Given instruction = Pictures stay out; everything else in the records below is copied exactly.

Given data =

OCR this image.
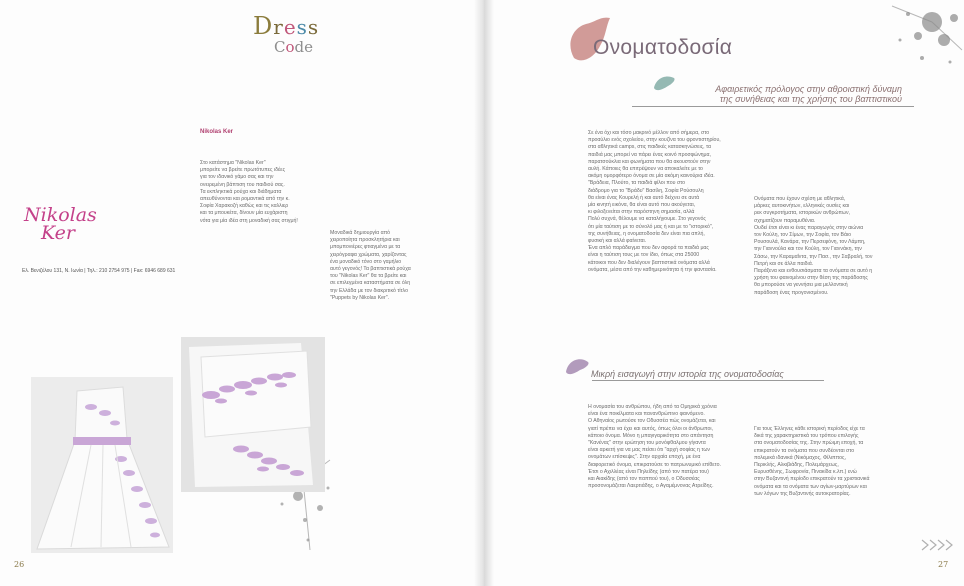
Dress
Code
Nikolas Ker
Στο κατάστημα "Nikolas Ker"
μπορείτε να βρείτε πρωτότυπες ιδέες
για τον ιδανικό γάμο σας και την
ονειρεμένη βάπτιση του παιδιού σας.
Τα εκπληκτικά ρούχα και διάδηματα
απευθύνονται και ρομαντικά από την κ.
Σοφία Χαρακοζή καθώς και τις καλλιερ
και τα μπουκέτα, δίνουν μία ευχάριστη
νότα για μία ιδέα στη μοναδική σας στιγμή!
Nikolas
Ker
Ελ. Βενιζέλου 131, Ν. Ιωνία | Τηλ.: 210 2754 975 | Fax: 6946 689 631
Μοναδικά δημιουργία από
χειροποίητα προσκλητήρια και
μπομπονιέρες φτιαγμένα με τα
χειρόγραφα χρώματα, χαρίζοντας
ένα μοναδικό τόνο στο γαμήλιο
αυτό γεγονός! Τα βαπτιστικά ρούχα
του "Nikolas Ker" θα τα βρείτε και
σε επιλεγμένα καταστήματα σε όλη
την Ελλάδα με τον διακριτικό τίτλο
"Puppets by Nikolas Ker".
26
Ονοματοδοσία
Αφαιρετικός πρόλογος στην αθροιστική δύναμη
της συνήθειας και της χρήσης του βαπτιστικού
Σε ένα όχι και τόσο μακρινό μέλλον από σήμερα, στο
προαύλιο ενός σχολείου, στην κουζίνα του φροντιστηρίου,
στα αθλητικά camps, στις παιδικές κατασκηνώσεις, τα
παιδιά μας μπορεί να πάρει ένας κοινό προσφώνημα,
παρατσούκλια και φωνήματα που θα ακουστούν στην
αυλή. Κάποιες θα επιτρέψουν να αποκαλείτε με το
ακόμη ομορφότερο όνομα σε μία ακόμη καινούρια ιδέα.
"Βράδεια, Πλούτο, τα παιδιά φίλοι που στο
διάδρομο για το "Βράδυ" Βασίλη, Σοφία Ρούσουλη
θα είναι ένας Κουρελή ή και αυτό δείχνει σε αυτά
μία κινητή εικόνα, θα είναι αυτό που ακούγεται,
κι φιλοξενείται στην παρόστηνη σημασία, αλλά
Πολύ συχνά, θέλουμε να καταλήγουμε. Στο γεγονός
ότι μία ταύτιση με το σύνολό μας ή και με το "ιστορικό",
της συνήθειας, η ονοματοδοσία δεν είναι πια απλή,
φυσική και αλλά φαίνεται.
Ένα απλό παράδειγμα που δεν αφορά τα παιδιά μας
είναι η ταύτιση τους με τον ίδιο, όπως στα 25000
κάτοικοι που δεν διαλέγουν βαπτιστικά ονόματα αλλά
ονόματα, μέσα από την καθημερινότητα ή την φαντασία.
Ονόματα που έχουν σχέση με αθλητικά,
μάρκες αυτοκινήτων, ελληνικές ουσίες και
ρεκ συγκροτήματα, ιστορικών ανθρώπων,
σχηματίζουν παραμυθένια.
Ουδεί έτσι είναι κι ένας παραγωγός στην αιώνια
τον Κούλη, τον Σίμων, την Σοφία, τον Βάιο
Ρουσουλά, Κανάρα, την Περσεφόνη, τον Λάμπη,
την Γιαννούλα και τον Κούλη, τον Γιαννάκη, την
Σάσω, την Καραμαΐντα, την Πασ., την Σαβραλή, τον
Πετρή και σε άλλα παιδιά.
Παράξενα και ενθουσιάσματα τα ονόματα σε αυτό η
χρήση του φαινομένου στην θέση της παράδοσης
θα μπορούσε να γεννήσει μια μελλοντική
παράδοση ένας προγονισμένου.
Μικρή εισαγωγή στην ιστορία της ονοματοδοσίας
Η ονομασία του ανθρώπου, ήδη από τα Ομηρικά χρόνια
είναι ένα ποικίλματα και πανανθρώπινο φαινόμενο.
Ο Αθηναίος ρωτούσε τον Οδυσσέα πώς ονομάζεται, και
γιατί πρέπει να έχει και αυτός, όπως όλοι οι άνθρωποι,
κάποιο όνομα. Μόνο η μπαγιγαρικότητα στο απάντηση
"Κανένας" στην ερώτηση του μονόφθαλμου γίγαντα
είναι αρκετή για να μας πείσει ότι "αρχή σοφίας η των
ονομάτων επίσκεψις". Στην αρχαία εποχή, με ένα
διαφορετικό όνομα, επικρατούσε το πατρωνυμικό επίθετο.
Έτσι ο Αχιλλέας είναι Πηλείδης (από τον πατέρα του)
και Αιακίδης (από τον παππού του), ο Οδυσσέας
προσονομάζεται Λαερτιάδης, ο Αγαμέμνονας Ατρείδης.
Για τους Έλληνες κάθε ιστορική περίοδος είχε τα
δικά της χαρακτηριστικά του τρόπου επιλογής
στα ονοματοδοσίας της. Στην πρώιμη εποχή, τα
επικρατούν τα ονόματα που συνδέονται στο
πολεμικά ιδανικά (Νικόμαχος, Φίλιππος,
Περικλής, Αλκιβιάδης, Πολεμάρχεως,
Ευρυσθένης, Σωφρονία, Πινακίδα κ.λπ.) ενώ
στην Βυζαντινή περίοδο επικρατούν τα χριστιανικά
ονόματα και τα ονόματα των αγίων-μαρτύρων και
των λόγων της Βυζαντινής αυτοκρατορίας.
27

Task solution =
OCR this image.
Dress
Code
Nikolas Ker
Στο κατάστημα "Nikolas Ker"
μπορείτε να βρείτε πρωτότυπες ιδέες
για τον ιδανικό γάμο σας και την
ονειρεμένη βάπτιση του παιδιού σας.
Τα εκπληκτικά ρούχα και διάδηματα
απευθύνονται και ρομαντικά από την κ.
Σοφία Χαρακοζή καθώς και τις καλλιερ
και τα μπουκέτα, δίνουν μία ευχάριστη
νότα για μία ιδέα στη μοναδική σας στιγμή!
Nikolas
Ker
Ελ. Βενιζέλου 131, Ν. Ιωνία | Τηλ.: 210 2754 975 | Fax: 6946 689 631
Μοναδικά δημιουργία από
χειροποίητα προσκλητήρια και
μπομπονιέρες φτιαγμένα με τα
χειρόγραφα χρώματα, χαρίζοντας
ένα μοναδικό τόνο στο γαμήλιο
αυτό γεγονός! Τα βαπτιστικά ρούχα
του "Nikolas Ker" θα τα βρείτε και
σε επιλεγμένα καταστήματα σε όλη
την Ελλάδα με τον διακριτικό τίτλο
"Puppets by Nikolas Ker".
26
Ονοματοδοσία
Αφαιρετικός πρόλογος στην αθροιστική δύναμη
της συνήθειας και της χρήσης του βαπτιστικού
Σε ένα όχι και τόσο μακρινό μέλλον από σήμερα, στο
προαύλιο ενός σχολείου, στην κουζίνα του φροντιστηρίου,
στα αθλητικά camps, στις παιδικές κατασκηνώσεις, τα
παιδιά μας μπορεί να πάρει ένας κοινό προσφώνημα,
παρατσούκλια και φωνήματα που θα ακουστούν στην
αυλή. Κάποιες θα επιτρέψουν να αποκαλείτε με το
ακόμη ομορφότερο όνομα σε μία ακόμη καινούρια ιδέα.
"Βράδεια, Πλούτο, τα παιδιά φίλοι που στο
διάδρομο για το "Βράδυ" Βασίλη, Σοφία Ρούσουλη
θα είναι ένας Κουρελή ή και αυτό δείχνει σε αυτά
μία κινητή εικόνα, θα είναι αυτό που ακούγεται,
κι φιλοξενείται στην παρόστηνη σημασία, αλλά
Πολύ συχνά, θέλουμε να καταλήγουμε. Στο γεγονός
ότι μία ταύτιση με το σύνολό μας ή και με το "ιστορικό",
της συνήθειας, η ονοματοδοσία δεν είναι πια απλή,
φυσική και αλλά φαίνεται.
Ένα απλό παράδειγμα που δεν αφορά τα παιδιά μας
είναι η ταύτιση τους με τον ίδιο, όπως στα 25000
κάτοικοι που δεν διαλέγουν βαπτιστικά ονόματα αλλά
ονόματα, μέσα από την καθημερινότητα ή την φαντασία.
Ονόματα που έχουν σχέση με αθλητικά,
μάρκες αυτοκινήτων, ελληνικές ουσίες και
ρεκ συγκροτήματα, ιστορικών ανθρώπων,
σχηματίζουν παραμυθένια.
Ουδεί έτσι είναι κι ένας παραγωγός στην αιώνια
τον Κούλη, τον Σίμων, την Σοφία, τον Βάιο
Ρουσουλά, Κανάρα, την Περσεφόνη, τον Λάμπη,
την Γιαννούλα και τον Κούλη, τον Γιαννάκη, την
Σάσω, την Καραμαΐντα, την Πασ., την Σαβραλή, τον
Πετρή και σε άλλα παιδιά.
Παράξενα και ενθουσιάσματα τα ονόματα σε αυτό η
χρήση του φαινομένου στην θέση της παράδοσης
θα μπορούσε να γεννήσει μια μελλοντική
παράδοση ένας προγονισμένου.
Μικρή εισαγωγή στην ιστορία της ονοματοδοσίας
Η ονομασία του ανθρώπου, ήδη από τα Ομηρικά χρόνια
είναι ένα ποικίλματα και πανανθρώπινο φαινόμενο.
Ο Αθηναίος ρωτούσε τον Οδυσσέα πώς ονομάζεται, και
γιατί πρέπει να έχει και αυτός, όπως όλοι οι άνθρωποι,
κάποιο όνομα. Μόνο η μπαγιγαρικότητα στο απάντηση
"Κανένας" στην ερώτηση του μονόφθαλμου γίγαντα
είναι αρκετή για να μας πείσει ότι "αρχή σοφίας η των
ονομάτων επίσκεψις". Στην αρχαία εποχή, με ένα
διαφορετικό όνομα, επικρατούσε το πατρωνυμικό επίθετο.
Έτσι ο Αχιλλέας είναι Πηλείδης (από τον πατέρα του)
και Αιακίδης (από τον παππού του), ο Οδυσσέας
προσονομάζεται Λαερτιάδης, ο Αγαμέμνονας Ατρείδης.
Για τους Έλληνες κάθε ιστορική περίοδος είχε τα
δικά της χαρακτηριστικά του τρόπου επιλογής
στα ονοματοδοσίας της. Στην πρώιμη εποχή, τα
επικρατούν τα ονόματα που συνδέονται στο
πολεμικά ιδανικά (Νικόμαχος, Φίλιππος,
Περικλής, Αλκιβιάδης, Πολεμάρχεως,
Ευρυσθένης, Σωφρονία, Πινακίδα κ.λπ.) ενώ
στην Βυζαντινή περίοδο επικρατούν τα χριστιανικά
ονόματα και τα ονόματα των αγίων-μαρτύρων και
των λόγων της Βυζαντινής αυτοκρατορίας.
27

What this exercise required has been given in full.